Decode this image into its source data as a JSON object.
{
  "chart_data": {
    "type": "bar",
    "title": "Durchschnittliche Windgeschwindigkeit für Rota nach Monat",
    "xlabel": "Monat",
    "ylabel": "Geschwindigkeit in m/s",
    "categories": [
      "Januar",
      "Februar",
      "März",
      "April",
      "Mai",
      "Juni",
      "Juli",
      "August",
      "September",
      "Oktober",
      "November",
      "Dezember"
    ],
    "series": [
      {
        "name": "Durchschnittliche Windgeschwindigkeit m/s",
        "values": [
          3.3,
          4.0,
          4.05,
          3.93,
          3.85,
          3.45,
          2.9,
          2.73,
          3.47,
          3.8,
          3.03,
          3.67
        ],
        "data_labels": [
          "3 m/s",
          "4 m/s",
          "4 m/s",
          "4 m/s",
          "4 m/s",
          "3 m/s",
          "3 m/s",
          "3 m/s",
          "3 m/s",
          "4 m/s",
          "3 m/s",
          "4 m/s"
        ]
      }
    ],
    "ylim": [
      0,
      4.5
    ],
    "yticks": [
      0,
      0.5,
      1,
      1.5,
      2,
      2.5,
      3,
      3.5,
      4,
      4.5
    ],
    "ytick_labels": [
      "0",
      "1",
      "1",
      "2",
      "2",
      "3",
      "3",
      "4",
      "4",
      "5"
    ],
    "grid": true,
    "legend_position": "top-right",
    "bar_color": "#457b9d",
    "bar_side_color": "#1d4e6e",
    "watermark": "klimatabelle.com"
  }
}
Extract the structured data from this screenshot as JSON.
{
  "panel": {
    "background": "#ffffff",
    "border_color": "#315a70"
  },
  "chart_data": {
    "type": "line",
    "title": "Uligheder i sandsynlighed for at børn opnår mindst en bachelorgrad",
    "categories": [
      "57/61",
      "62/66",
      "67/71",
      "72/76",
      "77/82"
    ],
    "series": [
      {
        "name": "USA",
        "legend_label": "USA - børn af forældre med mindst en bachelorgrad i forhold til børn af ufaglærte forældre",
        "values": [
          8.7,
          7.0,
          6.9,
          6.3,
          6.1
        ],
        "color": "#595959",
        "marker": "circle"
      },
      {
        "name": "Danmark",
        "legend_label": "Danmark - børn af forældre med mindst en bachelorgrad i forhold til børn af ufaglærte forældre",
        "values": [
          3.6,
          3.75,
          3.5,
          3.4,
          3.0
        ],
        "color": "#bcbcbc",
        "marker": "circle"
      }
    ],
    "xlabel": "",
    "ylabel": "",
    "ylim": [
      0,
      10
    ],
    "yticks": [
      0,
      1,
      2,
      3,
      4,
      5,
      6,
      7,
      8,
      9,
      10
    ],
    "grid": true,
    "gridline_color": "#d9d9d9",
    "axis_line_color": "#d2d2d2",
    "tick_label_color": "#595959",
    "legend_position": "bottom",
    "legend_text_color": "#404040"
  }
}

------------------------------

Which lines hold the string "this"? List them all.

Decode this image into its source data as a JSON object.
Extract the structured data from this screenshot as JSON.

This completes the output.